*Direction 1*:
Return the part of the Pig mailing list thread below from "Thanks, this matches" up to and including "arity n + k.", unchanged.
*Direction 2*:
In the Pig mailing list thread below, list every command typed after a "grunt>" prompt.

*Selected text*:
You are viewing a plain text version of this content. The canonical link for it is here.

Posted to user@pig.apache.org by Mridul Muralidharan <mr...@yahoo-inc.com> on 2009/02/09 13:03:54 UTC

Implicit project

Hi,

   If I understood it right, if there is a schema specified with load, 
only those fields will be available - that is, there is an implicit 
project after the load ?

To illustrate,
A = load 'myFile' using myLoader() AS (f1:int, f2:int);
B = FILTER A by myCondition(*);
STORE B into 'myOutput';

Then B will not have fields $2 and above ?
If this is the case, is these a way to disable this project (since input 
might have unpredictable number of fields) ?



Is the same applicable to udf output too ?
That is, AS or output schema specifies the 'default' schema which might 
be violated for some input tuples - will the output tuple project away 
those extra fields ? What if udf output has less number of fields ?

How does pig behave in these cases ?

Thanks,
Mridul

Re: Implicit project

Posted by Mridul Muralidharan <mr...@yahoo-inc.com>.

Dmitriy Ryaboy wrote:
> $ cat simpletest
> 1	2	3
> 1	2	3	4
> 
> $./bin/pig -x local
> grunt> A = LOAD 'simpletest';
> grunt> dump A;
> (1,2,3)
> (1,2,3,4)
> grunt> B = LOAD 'simpletest' AS (c1:int, c2:int);
> grunt> dump B;
> (1,2)
> (1,2)


Thanks, this matches my observation.
My requirement is to be able to disable this latter behavior 
(declaratively) without having to not use schema at all.

I am yet to try what happens with udf output though - that is schema for 
udf output says arity of n and the udf returns a tuple with arity n + k.

Regards,
Mridul

> 
> -D
> 
> On Mon, Feb 9, 2009 at 7:03 AM, Mridul Muralidharan
> <mr...@yahoo-inc.com> wrote:
>> Hi,
>>
>>  If I understood it right, if there is a schema specified with load, only
>> those fields will be available - that is, there is an implicit project after
>> the load ?
>>
>> To illustrate,
>> A = load 'myFile' using myLoader() AS (f1:int, f2:int);
>> B = FILTER A by myCondition(*);
>> STORE B into 'myOutput';
>>
>> Then B will not have fields $2 and above ?

*Data block*:

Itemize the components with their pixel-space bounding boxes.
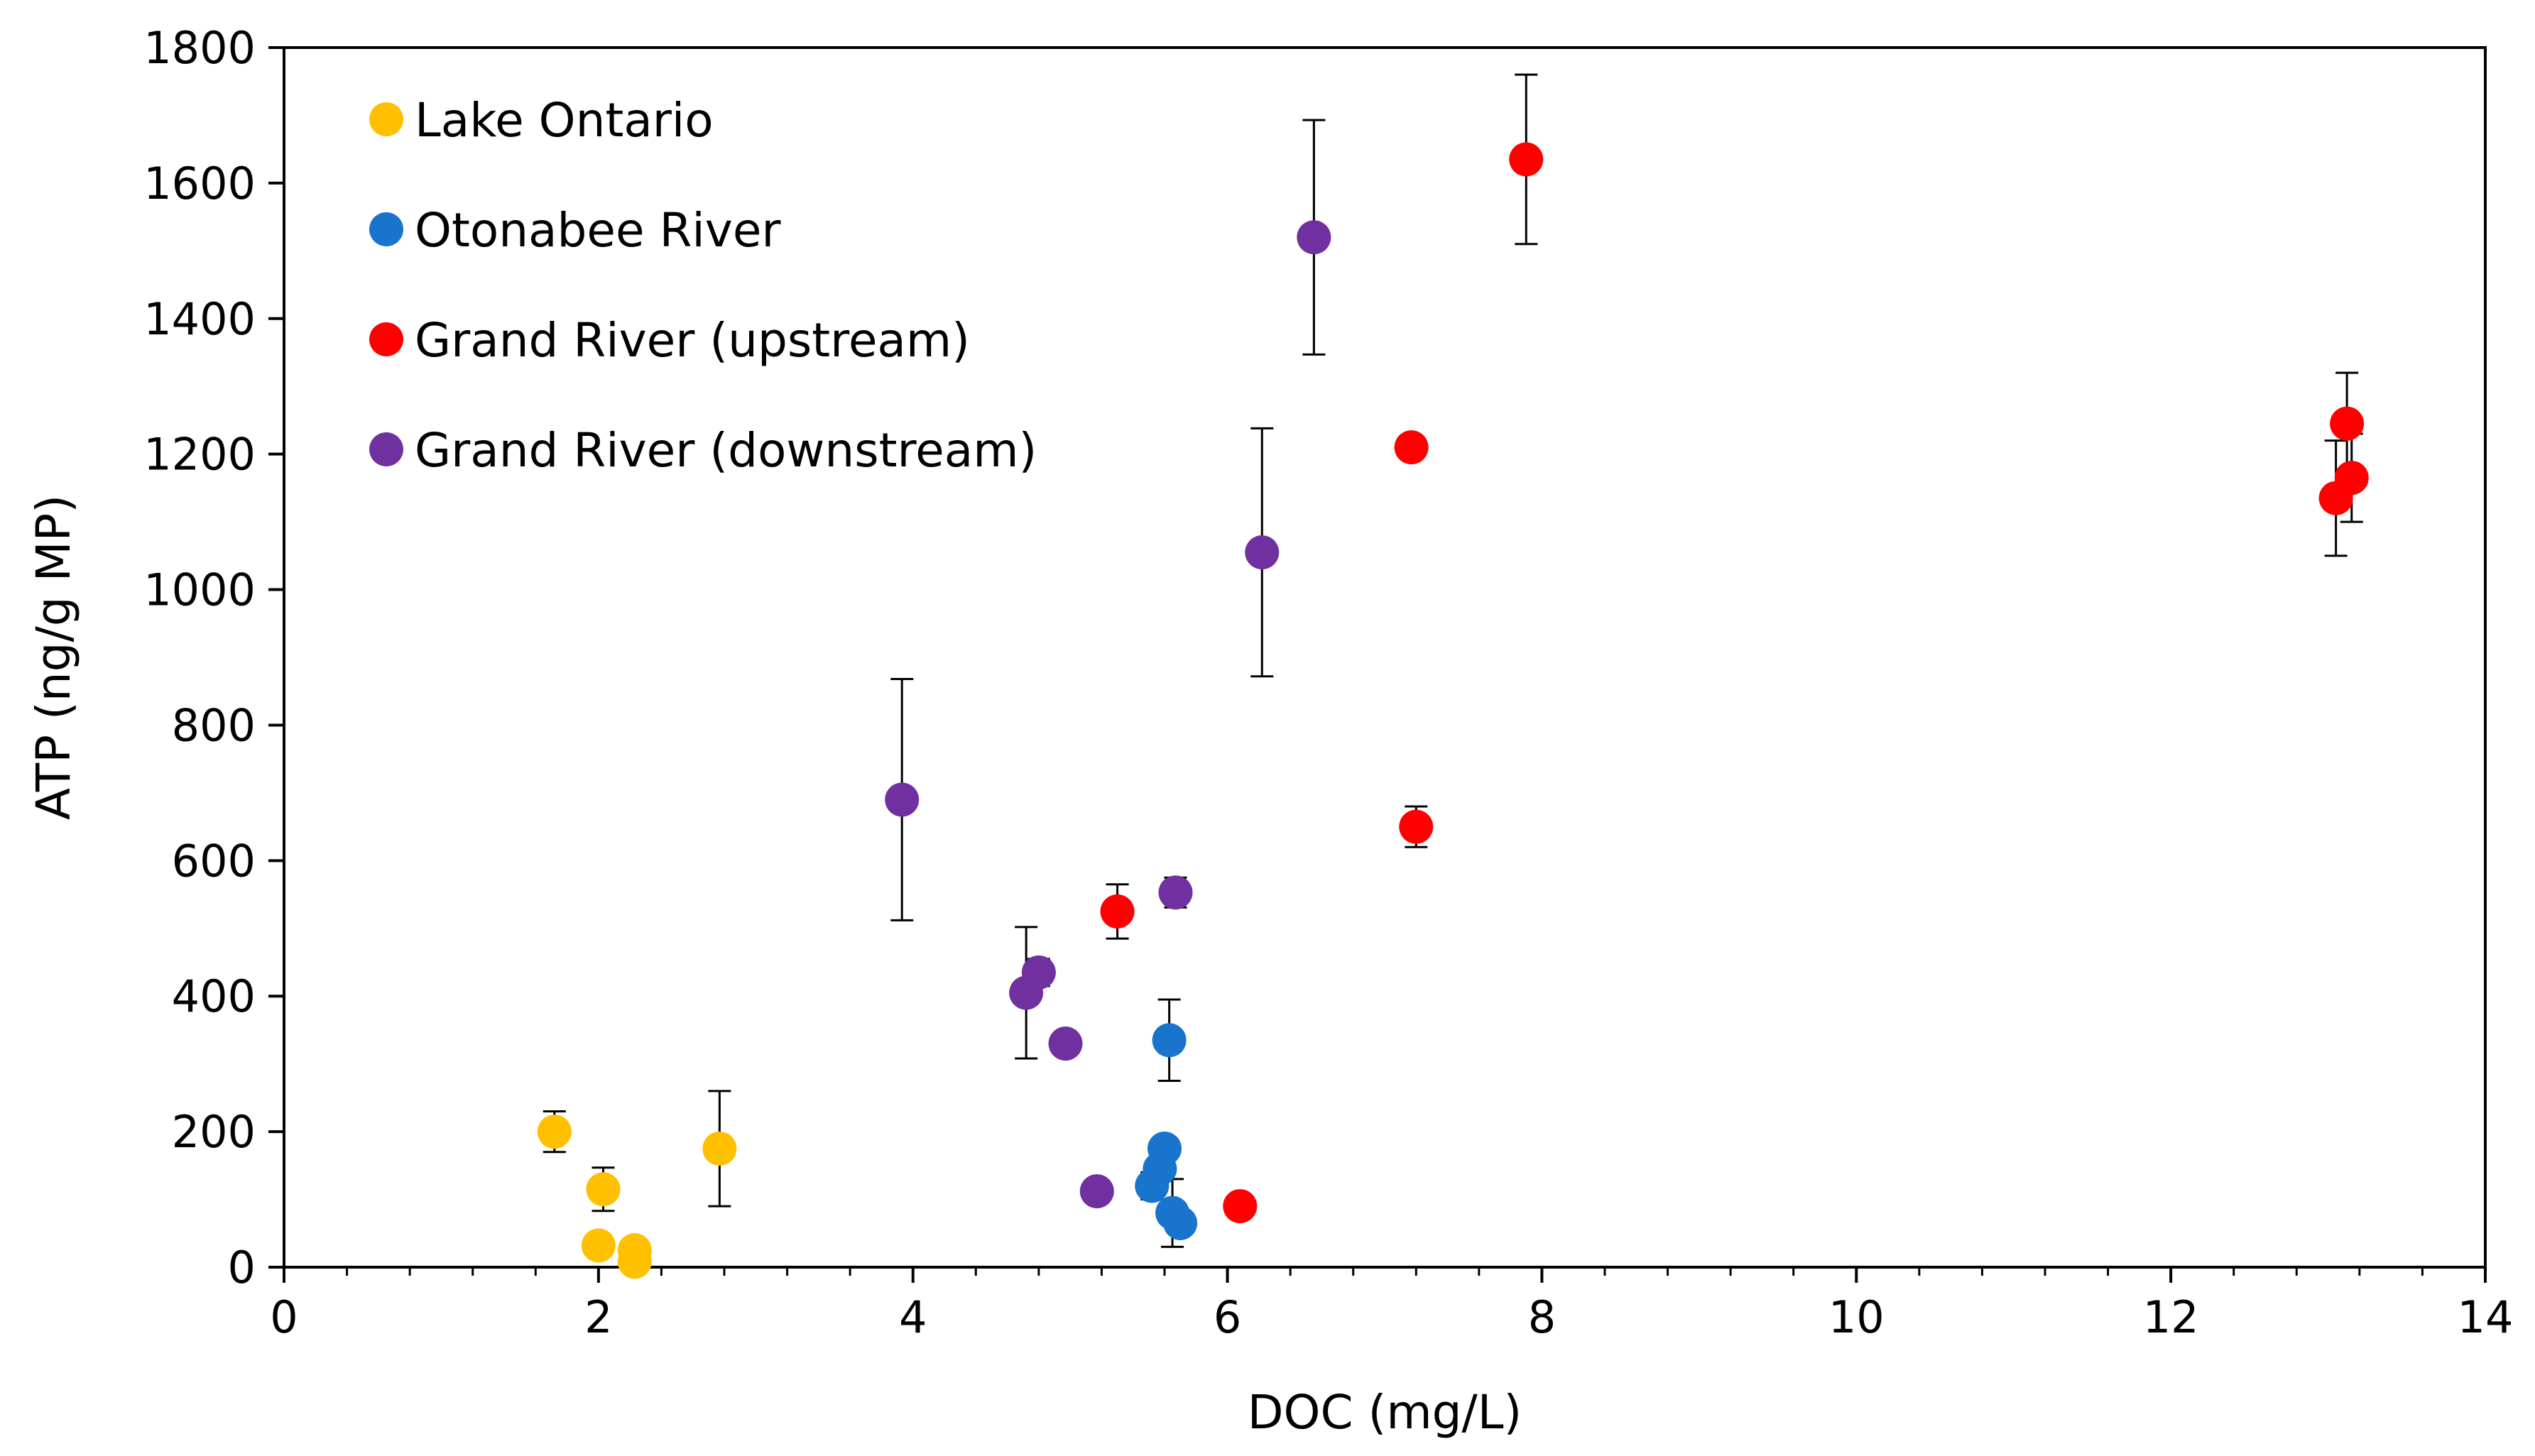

*Problem solution 1*:
Thanks, this matches my observation.
My requirement is to be able to disable this latter behavior 
(declaratively) without having to not use schema at all.

I am yet to try what happens with udf output though - that is schema for 
udf output says arity of n and the udf returns a tuple with arity n + k.

*Problem solution 2*:
A = LOAD 'simpletest';
dump A;
B = LOAD 'simpletest' AS (c1:int, c2:int);
dump B;